------ PROVIDED MATERIAL ------
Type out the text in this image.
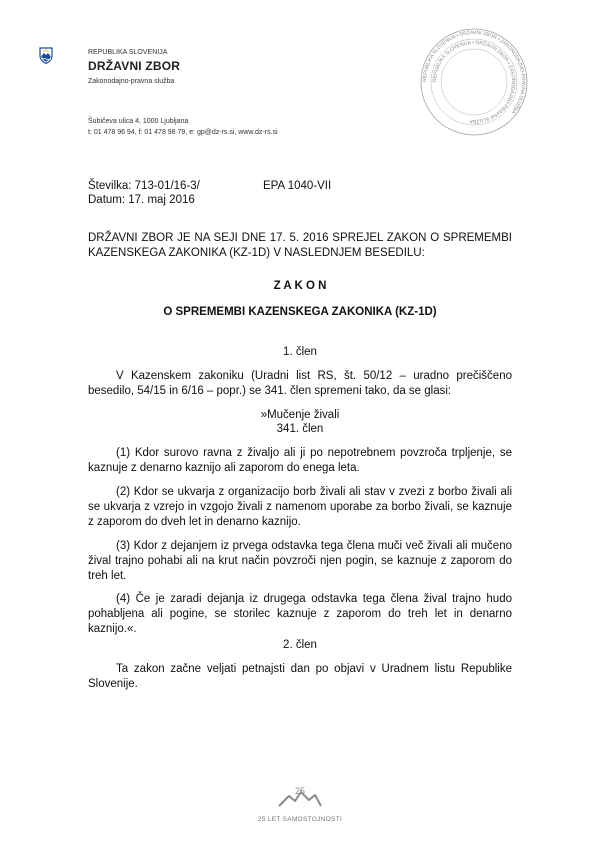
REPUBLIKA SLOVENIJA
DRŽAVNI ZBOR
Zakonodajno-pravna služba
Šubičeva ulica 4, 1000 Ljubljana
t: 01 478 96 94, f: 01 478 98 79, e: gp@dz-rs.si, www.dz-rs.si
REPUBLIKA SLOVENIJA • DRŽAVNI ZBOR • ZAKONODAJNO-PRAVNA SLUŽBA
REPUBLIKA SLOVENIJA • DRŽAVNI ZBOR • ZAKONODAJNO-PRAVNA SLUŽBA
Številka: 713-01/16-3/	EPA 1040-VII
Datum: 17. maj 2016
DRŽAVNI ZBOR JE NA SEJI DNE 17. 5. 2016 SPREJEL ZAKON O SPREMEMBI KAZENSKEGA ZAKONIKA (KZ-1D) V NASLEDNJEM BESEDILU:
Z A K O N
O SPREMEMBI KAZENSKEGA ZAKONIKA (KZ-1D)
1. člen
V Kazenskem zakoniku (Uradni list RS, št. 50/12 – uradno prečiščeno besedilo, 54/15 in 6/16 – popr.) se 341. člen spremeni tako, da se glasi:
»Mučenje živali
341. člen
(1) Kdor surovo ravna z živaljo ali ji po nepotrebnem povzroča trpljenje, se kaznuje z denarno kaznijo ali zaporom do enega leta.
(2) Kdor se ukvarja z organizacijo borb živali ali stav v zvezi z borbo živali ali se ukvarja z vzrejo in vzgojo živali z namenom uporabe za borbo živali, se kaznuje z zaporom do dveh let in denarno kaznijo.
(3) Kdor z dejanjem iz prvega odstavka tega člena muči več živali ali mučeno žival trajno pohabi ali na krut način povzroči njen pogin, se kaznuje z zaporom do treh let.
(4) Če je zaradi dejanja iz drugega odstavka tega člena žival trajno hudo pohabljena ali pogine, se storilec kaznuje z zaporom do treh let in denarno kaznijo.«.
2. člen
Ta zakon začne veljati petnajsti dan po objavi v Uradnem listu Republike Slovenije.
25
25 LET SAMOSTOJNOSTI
------
------ PROVIDED MATERIAL ------
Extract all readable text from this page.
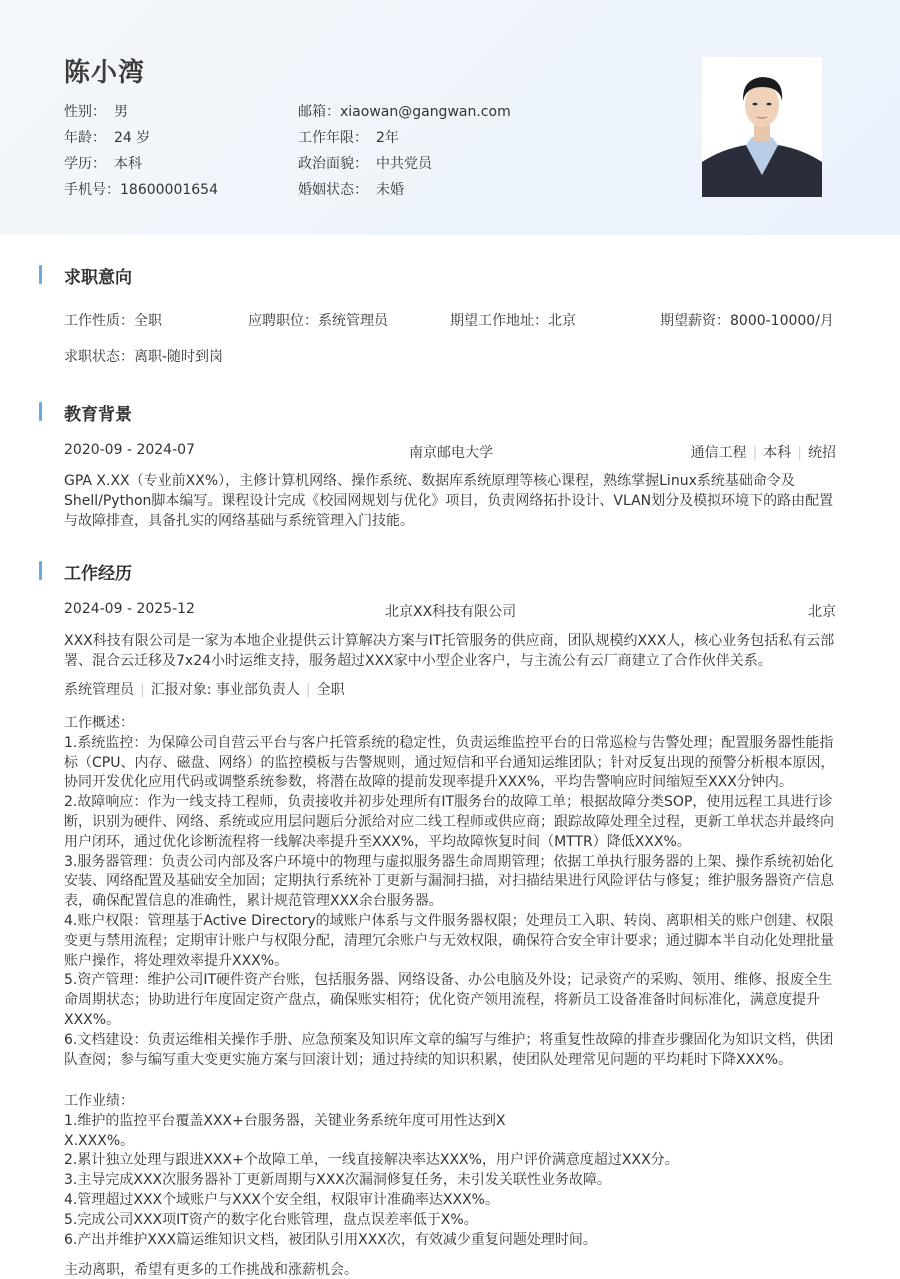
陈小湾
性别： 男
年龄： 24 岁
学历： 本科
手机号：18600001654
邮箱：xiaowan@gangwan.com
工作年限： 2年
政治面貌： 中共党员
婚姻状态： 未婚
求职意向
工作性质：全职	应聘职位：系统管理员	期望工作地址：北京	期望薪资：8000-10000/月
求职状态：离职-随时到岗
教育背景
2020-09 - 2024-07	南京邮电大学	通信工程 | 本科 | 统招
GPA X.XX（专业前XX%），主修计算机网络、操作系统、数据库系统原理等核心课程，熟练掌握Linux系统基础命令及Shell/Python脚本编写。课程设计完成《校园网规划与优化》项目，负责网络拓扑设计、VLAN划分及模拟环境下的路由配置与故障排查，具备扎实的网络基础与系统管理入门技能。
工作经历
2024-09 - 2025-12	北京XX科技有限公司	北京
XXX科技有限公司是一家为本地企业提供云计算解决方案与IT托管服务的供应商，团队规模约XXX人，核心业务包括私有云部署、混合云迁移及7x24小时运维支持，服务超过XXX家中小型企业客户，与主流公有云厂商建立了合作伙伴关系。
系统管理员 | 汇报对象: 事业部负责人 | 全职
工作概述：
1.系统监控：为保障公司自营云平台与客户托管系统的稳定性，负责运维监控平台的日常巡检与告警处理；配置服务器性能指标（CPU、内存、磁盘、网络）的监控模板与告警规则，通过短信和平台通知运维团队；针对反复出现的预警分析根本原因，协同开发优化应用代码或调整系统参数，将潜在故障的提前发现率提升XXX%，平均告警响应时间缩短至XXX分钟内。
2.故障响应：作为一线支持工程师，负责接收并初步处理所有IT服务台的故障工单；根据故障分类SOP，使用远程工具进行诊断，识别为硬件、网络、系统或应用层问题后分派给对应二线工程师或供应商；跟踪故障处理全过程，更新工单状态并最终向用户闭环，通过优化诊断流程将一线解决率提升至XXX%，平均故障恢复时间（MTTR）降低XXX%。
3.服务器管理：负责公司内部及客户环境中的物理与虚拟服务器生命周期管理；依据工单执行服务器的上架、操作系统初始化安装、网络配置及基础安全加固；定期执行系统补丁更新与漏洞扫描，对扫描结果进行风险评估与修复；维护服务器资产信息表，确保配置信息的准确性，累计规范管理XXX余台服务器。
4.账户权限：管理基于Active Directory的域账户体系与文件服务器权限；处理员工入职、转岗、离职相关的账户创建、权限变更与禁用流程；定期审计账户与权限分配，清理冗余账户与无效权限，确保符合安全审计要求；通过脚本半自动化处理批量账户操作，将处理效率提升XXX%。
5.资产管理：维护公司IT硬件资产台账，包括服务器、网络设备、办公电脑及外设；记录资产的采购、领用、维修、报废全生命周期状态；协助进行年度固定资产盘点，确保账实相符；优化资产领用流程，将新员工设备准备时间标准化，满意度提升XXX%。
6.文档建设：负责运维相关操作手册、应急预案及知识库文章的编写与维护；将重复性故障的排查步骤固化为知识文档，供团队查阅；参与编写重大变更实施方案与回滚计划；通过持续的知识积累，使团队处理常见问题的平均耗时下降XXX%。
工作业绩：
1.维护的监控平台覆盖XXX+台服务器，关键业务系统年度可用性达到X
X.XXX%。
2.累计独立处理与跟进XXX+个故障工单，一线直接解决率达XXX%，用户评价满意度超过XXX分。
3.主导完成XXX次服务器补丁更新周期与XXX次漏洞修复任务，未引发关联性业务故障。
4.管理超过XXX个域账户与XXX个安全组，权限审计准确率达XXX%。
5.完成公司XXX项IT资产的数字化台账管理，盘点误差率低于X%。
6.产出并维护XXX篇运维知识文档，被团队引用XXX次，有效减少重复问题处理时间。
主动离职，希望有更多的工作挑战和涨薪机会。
------
------ PROVIDED MATERIAL ------
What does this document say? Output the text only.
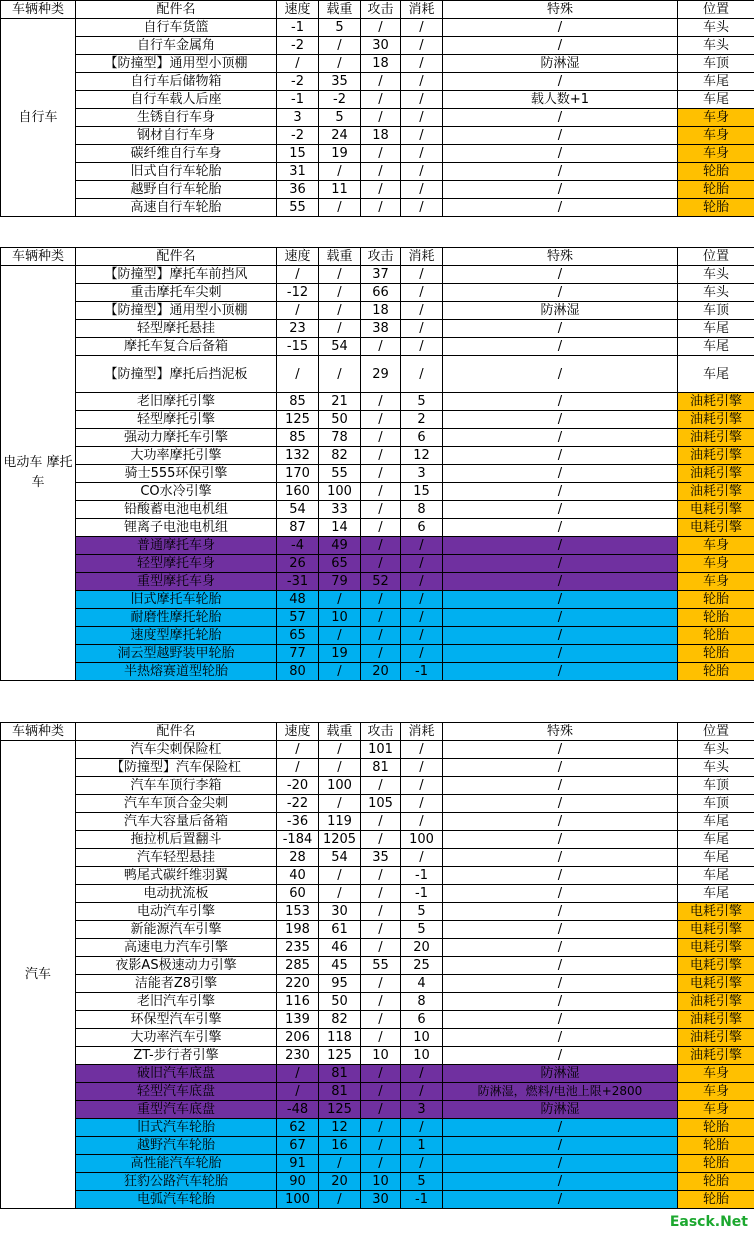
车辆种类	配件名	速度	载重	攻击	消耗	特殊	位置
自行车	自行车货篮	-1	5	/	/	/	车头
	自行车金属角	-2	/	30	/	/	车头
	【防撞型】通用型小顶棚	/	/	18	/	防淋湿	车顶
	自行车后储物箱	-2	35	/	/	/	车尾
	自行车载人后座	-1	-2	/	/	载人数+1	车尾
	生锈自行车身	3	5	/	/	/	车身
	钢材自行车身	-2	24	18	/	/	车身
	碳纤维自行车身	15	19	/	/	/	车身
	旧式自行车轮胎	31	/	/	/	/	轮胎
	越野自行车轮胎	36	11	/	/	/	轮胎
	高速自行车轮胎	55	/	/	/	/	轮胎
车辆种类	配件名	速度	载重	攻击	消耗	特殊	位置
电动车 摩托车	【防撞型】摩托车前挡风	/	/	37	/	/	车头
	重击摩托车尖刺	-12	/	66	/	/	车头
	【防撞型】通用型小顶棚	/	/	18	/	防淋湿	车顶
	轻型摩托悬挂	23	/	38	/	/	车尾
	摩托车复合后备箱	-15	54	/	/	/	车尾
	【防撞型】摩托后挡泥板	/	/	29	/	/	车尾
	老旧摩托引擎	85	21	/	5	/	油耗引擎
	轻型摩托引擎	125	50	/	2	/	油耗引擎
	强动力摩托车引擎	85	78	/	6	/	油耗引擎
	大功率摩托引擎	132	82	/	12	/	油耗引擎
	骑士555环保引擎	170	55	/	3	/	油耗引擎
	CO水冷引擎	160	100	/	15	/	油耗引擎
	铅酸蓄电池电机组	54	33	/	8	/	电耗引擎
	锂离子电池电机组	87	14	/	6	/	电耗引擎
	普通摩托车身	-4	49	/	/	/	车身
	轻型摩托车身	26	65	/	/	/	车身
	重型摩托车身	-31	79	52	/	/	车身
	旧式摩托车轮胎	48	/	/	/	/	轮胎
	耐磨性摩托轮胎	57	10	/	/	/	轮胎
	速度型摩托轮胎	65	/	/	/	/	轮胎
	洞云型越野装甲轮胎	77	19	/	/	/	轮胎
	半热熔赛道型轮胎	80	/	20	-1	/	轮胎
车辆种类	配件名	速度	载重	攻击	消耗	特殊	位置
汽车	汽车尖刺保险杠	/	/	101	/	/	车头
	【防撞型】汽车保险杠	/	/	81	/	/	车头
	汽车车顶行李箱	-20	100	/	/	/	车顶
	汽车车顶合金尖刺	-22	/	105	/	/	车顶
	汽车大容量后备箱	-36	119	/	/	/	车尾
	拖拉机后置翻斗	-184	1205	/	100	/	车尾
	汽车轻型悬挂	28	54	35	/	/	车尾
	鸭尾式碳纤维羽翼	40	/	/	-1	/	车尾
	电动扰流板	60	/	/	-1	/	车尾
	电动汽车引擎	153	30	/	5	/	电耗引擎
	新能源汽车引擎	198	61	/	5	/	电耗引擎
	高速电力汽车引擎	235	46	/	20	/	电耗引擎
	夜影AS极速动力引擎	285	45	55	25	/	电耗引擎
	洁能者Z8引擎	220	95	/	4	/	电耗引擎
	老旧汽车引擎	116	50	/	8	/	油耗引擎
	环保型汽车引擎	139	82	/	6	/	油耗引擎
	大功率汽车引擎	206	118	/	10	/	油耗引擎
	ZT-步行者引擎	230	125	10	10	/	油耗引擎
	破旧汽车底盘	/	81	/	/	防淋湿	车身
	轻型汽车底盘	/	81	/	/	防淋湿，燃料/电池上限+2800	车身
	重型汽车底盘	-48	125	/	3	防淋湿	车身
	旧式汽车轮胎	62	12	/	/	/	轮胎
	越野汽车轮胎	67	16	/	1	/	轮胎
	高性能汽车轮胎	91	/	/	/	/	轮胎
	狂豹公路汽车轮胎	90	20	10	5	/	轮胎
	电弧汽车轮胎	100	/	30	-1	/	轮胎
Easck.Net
------
## WRITTEN EXERCISE
Show all lines from the records above where the word "KAZENSKEGA" occurs.

## OUTPUT FOR THIS EXERCISE
DRŽAVNI ZBOR JE NA SEJI DNE 17. 5. 2016 SPREJEL ZAKON O SPREMEMBI KAZENSKEGA ZAKONIKA (KZ-1D) V NASLEDNJEM BESEDILU:
O SPREMEMBI KAZENSKEGA ZAKONIKA (KZ-1D)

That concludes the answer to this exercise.